### Task statement
How many lines in this material include the string "model"? Answer with the number and nothing further.

### Records
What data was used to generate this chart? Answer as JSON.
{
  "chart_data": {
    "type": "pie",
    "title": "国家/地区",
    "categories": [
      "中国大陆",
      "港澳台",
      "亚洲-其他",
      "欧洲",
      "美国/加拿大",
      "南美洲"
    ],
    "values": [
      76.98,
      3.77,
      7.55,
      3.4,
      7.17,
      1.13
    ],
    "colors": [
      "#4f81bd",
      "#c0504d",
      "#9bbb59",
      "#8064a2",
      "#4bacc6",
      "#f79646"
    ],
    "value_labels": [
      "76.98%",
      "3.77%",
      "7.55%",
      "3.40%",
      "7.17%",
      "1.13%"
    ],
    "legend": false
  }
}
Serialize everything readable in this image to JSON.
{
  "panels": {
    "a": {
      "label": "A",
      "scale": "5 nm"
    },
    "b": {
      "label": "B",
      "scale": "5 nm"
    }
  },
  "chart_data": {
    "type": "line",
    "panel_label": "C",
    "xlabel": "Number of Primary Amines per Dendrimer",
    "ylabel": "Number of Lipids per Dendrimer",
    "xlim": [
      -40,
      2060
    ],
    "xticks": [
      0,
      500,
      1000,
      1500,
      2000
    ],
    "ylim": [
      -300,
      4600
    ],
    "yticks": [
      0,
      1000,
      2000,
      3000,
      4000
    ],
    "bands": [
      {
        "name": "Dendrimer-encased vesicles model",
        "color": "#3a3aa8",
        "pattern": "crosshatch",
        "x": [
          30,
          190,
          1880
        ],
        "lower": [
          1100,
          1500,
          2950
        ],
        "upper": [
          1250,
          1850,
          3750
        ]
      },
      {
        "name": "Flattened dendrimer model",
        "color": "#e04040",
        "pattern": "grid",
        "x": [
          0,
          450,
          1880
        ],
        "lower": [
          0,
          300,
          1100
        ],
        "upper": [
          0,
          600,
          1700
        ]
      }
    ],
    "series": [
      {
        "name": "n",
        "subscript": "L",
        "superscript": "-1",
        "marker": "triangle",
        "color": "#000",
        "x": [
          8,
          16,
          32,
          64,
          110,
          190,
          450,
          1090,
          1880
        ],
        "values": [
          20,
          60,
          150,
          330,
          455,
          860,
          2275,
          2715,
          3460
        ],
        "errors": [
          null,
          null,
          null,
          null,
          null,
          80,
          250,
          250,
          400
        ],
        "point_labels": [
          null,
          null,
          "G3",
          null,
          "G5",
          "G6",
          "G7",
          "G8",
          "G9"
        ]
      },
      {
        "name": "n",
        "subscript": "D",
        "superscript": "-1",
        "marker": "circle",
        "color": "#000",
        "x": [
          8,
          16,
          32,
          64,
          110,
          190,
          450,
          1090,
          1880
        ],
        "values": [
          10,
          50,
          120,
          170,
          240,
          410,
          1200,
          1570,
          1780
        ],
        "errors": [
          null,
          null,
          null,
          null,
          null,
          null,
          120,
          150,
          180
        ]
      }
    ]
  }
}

### Solution to the exercise
2